# WHAT YOU ARE ASKED TO DO
Check each line of the records for "ConnectionImpl"; collect those that have it.

────────────────────────────────────────

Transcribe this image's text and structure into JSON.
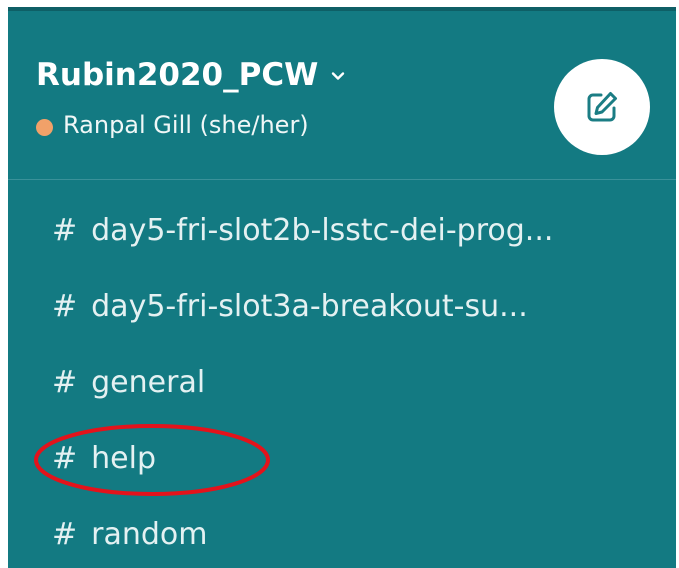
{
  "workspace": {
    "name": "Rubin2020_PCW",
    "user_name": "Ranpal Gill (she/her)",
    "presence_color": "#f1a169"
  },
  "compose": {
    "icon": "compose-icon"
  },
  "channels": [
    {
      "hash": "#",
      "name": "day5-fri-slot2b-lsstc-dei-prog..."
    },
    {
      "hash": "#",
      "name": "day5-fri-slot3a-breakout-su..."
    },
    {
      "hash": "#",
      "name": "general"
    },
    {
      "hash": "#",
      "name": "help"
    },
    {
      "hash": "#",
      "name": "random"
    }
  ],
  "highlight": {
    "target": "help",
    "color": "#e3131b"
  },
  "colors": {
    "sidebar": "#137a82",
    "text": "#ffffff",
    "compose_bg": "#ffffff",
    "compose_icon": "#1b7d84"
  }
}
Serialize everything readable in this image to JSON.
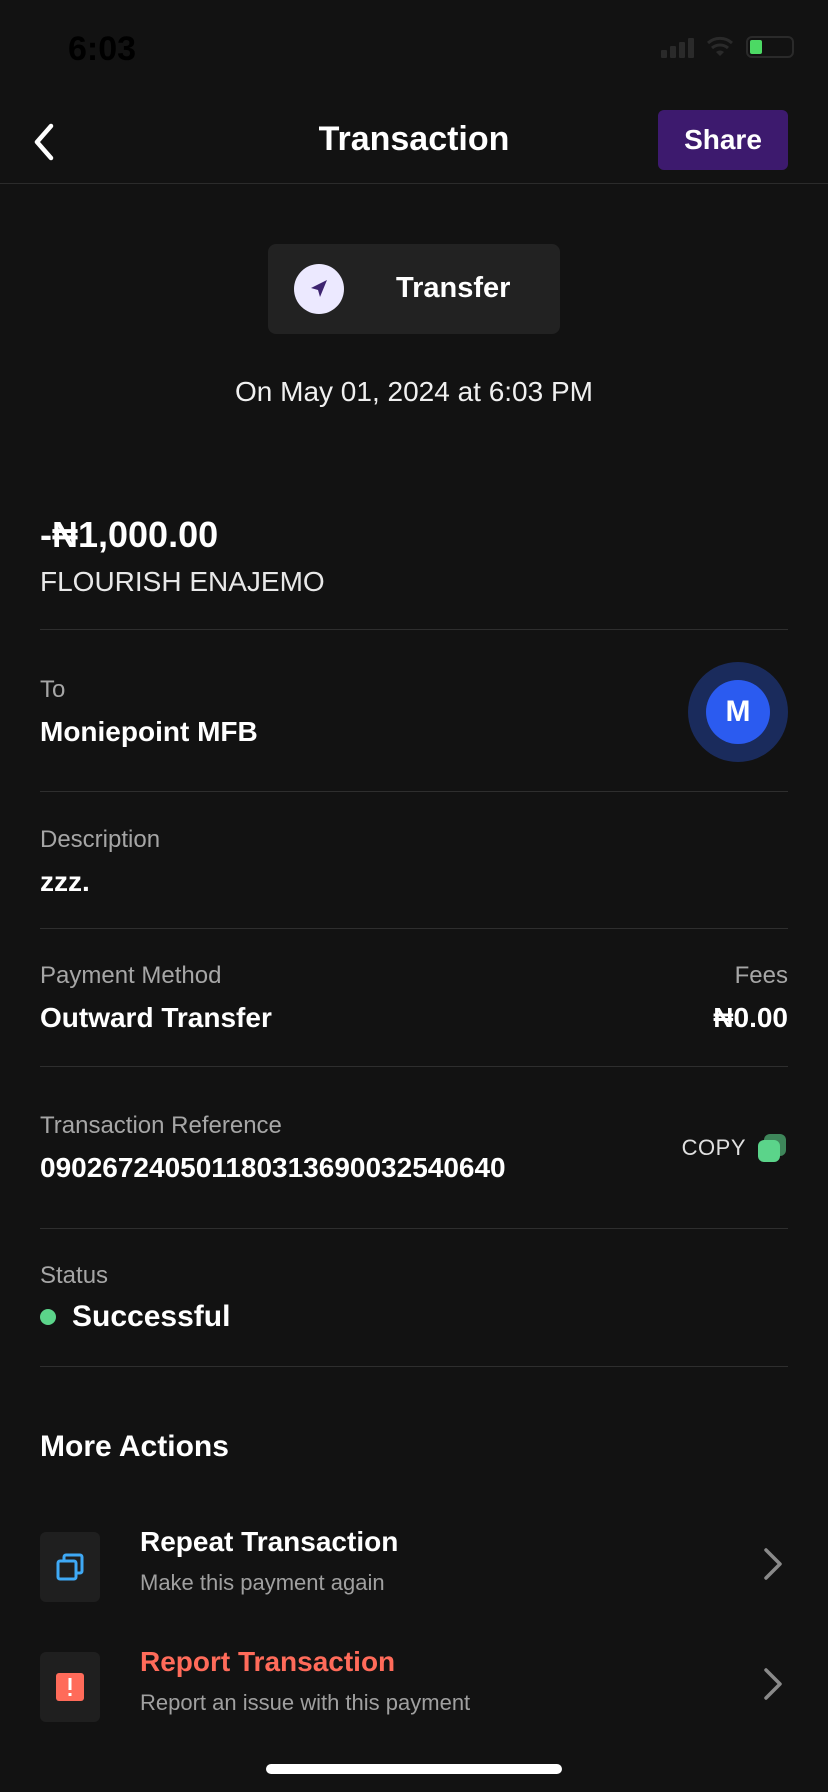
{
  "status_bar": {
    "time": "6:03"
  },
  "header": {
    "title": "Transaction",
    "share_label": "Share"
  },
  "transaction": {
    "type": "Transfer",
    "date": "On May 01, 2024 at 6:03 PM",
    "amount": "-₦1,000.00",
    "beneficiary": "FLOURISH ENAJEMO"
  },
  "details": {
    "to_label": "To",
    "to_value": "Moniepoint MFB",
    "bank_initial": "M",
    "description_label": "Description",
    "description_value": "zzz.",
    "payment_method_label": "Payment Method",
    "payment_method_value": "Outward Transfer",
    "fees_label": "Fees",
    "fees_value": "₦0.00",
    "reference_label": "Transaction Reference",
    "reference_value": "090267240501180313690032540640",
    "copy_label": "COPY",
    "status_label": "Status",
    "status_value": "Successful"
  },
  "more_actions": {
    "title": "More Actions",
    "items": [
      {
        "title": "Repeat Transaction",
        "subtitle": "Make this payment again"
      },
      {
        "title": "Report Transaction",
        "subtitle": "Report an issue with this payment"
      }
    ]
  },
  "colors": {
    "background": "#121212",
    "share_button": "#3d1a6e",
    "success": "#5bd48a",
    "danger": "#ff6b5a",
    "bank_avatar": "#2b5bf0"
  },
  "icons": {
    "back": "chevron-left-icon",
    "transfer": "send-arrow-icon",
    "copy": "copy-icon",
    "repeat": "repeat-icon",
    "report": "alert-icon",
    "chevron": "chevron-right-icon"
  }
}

────────────────────────────────────────

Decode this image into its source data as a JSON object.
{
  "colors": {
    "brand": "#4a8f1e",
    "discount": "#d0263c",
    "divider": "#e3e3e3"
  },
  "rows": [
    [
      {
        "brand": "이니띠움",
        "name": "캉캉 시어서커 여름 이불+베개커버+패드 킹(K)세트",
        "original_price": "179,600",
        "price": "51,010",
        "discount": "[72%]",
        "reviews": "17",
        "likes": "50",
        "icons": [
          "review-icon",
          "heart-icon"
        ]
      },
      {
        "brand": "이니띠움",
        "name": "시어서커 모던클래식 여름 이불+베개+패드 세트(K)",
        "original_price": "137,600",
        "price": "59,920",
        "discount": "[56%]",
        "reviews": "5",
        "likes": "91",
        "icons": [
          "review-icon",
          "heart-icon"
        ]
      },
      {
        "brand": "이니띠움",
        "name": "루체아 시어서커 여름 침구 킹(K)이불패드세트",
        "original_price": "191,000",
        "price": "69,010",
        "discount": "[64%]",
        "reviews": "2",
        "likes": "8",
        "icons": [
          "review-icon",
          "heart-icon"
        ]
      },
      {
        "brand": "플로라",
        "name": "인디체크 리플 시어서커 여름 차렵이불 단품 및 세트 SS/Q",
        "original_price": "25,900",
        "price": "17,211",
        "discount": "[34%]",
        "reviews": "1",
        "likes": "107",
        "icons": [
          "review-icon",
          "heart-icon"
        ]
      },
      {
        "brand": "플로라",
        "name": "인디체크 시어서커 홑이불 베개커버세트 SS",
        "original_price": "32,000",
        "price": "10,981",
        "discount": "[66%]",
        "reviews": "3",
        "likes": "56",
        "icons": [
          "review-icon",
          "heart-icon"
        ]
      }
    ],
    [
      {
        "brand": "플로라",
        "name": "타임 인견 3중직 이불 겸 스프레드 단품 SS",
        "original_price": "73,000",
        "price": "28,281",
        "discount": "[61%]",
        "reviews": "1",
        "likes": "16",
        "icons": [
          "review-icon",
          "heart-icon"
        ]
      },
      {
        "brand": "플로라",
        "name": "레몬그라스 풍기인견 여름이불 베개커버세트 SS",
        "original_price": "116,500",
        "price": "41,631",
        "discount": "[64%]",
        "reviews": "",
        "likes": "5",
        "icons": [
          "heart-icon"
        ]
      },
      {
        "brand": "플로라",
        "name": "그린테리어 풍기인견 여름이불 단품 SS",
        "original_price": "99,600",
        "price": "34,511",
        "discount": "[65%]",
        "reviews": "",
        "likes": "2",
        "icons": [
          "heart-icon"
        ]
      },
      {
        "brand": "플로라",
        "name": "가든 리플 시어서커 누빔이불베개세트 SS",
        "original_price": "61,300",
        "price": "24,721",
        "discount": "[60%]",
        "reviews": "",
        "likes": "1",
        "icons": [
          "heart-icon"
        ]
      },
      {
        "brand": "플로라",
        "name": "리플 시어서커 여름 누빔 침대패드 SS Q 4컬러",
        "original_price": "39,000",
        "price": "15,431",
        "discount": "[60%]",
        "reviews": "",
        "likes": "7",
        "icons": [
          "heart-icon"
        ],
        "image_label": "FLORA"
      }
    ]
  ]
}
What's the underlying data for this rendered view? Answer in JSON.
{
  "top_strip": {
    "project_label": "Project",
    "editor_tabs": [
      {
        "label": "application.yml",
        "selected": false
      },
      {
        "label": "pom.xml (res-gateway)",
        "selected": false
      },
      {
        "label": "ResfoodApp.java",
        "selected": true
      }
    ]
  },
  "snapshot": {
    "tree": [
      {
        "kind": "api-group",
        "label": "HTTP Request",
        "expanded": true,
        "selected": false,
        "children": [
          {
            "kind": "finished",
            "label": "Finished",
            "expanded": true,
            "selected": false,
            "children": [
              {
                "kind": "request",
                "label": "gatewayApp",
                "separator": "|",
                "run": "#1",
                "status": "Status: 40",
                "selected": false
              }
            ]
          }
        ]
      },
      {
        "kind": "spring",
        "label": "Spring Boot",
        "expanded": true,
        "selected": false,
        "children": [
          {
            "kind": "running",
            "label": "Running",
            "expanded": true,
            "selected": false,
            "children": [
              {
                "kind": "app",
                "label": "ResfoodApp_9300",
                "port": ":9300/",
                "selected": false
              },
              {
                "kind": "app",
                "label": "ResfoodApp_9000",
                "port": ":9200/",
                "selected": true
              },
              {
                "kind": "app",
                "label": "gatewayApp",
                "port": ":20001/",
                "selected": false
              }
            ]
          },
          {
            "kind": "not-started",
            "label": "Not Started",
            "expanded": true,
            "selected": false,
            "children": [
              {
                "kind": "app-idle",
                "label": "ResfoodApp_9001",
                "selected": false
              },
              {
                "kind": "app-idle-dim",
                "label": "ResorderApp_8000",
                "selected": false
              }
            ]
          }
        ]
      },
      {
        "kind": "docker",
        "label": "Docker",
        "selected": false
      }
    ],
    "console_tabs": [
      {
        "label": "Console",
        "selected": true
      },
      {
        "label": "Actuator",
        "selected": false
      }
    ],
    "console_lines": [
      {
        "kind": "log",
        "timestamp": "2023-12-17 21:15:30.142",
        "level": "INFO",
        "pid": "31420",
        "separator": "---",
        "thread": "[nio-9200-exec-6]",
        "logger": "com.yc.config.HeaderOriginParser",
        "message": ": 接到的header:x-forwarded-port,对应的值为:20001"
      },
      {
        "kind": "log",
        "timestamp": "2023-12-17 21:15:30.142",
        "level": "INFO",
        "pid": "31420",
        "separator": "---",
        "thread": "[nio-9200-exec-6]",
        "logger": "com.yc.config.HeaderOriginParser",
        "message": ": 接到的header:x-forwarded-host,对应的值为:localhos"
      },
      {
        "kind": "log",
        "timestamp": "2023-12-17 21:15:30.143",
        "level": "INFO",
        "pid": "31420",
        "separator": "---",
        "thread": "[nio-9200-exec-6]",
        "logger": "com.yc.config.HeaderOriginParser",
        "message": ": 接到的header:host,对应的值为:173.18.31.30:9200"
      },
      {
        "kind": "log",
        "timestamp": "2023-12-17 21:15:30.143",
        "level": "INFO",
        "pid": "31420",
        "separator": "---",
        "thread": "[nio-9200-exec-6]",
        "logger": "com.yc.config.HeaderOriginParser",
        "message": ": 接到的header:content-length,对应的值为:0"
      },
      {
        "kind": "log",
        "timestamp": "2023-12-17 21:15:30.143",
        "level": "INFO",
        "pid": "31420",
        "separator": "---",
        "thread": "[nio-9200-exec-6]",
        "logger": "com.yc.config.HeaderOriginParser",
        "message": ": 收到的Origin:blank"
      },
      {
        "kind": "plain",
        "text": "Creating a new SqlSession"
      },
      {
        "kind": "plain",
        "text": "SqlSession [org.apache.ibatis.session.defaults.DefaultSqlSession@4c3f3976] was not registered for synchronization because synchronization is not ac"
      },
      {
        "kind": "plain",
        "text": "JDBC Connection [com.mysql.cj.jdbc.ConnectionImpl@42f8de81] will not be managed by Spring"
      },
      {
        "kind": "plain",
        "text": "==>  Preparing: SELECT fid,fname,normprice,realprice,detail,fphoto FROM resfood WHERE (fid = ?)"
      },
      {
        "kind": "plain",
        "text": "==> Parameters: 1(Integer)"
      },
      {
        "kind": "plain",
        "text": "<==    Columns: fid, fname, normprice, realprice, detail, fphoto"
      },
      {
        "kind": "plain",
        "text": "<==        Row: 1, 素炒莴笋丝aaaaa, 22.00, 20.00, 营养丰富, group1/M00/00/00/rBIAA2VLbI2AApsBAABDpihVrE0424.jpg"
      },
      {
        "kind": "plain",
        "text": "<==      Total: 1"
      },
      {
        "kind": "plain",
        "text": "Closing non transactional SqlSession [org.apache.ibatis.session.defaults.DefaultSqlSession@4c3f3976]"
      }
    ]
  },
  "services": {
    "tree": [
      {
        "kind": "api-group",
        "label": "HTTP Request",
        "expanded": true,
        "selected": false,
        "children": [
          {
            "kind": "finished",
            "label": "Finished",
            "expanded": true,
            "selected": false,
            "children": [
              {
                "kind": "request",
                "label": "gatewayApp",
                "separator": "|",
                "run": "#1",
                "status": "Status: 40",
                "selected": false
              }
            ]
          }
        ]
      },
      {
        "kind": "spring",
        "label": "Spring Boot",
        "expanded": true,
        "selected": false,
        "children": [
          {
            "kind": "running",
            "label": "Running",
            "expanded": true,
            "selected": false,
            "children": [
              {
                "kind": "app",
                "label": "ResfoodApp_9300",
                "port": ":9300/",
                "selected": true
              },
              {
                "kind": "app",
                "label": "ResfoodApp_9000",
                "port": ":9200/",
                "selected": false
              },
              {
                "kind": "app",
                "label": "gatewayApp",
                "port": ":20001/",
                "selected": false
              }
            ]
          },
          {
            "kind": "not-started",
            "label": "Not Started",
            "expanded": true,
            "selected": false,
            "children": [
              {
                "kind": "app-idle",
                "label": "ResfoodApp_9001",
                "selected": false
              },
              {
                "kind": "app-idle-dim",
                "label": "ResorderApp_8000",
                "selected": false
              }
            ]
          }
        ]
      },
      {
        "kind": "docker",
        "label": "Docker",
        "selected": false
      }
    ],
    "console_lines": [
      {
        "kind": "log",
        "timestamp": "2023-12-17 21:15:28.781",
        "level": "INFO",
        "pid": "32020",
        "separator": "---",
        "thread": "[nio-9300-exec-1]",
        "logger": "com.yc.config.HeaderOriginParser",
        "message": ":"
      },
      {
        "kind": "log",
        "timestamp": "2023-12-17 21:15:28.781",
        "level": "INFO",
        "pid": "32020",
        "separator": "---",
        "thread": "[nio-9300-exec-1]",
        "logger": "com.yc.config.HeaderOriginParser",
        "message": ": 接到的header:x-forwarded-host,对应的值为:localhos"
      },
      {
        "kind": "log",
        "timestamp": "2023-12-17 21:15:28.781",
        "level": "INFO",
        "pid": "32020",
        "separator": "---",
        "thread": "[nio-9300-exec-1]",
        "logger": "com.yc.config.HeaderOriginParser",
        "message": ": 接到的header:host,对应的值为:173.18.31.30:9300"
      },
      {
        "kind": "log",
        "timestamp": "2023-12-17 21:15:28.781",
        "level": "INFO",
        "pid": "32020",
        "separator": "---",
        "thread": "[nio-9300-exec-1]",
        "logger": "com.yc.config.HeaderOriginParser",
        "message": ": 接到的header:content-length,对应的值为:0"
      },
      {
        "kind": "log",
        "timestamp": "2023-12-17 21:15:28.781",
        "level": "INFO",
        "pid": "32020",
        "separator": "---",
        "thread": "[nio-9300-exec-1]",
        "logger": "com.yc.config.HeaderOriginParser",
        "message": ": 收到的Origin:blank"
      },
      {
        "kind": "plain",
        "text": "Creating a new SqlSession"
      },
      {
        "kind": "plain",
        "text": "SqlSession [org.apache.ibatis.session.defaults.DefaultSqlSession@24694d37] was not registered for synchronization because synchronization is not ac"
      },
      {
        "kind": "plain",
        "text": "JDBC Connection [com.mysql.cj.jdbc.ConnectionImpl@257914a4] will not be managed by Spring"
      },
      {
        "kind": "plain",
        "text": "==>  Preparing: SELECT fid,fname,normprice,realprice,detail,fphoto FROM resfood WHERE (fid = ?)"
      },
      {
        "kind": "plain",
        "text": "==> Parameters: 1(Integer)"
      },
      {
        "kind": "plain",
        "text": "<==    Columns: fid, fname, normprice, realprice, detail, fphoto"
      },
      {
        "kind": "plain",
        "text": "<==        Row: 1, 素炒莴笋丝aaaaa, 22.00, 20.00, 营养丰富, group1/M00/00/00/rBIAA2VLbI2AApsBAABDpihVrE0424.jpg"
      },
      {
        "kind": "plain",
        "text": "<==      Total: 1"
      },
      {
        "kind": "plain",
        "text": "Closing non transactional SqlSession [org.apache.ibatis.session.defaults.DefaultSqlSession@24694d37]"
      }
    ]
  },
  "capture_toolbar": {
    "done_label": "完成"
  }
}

────────────────────────────────────────

# THE SOLUTION
        "text": "JDBC Connection [com.mysql.cj.jdbc.ConnectionImpl@42f8de81] will not be managed by Spring"
        "text": "JDBC Connection [com.mysql.cj.jdbc.ConnectionImpl@257914a4] will not be managed by Spring"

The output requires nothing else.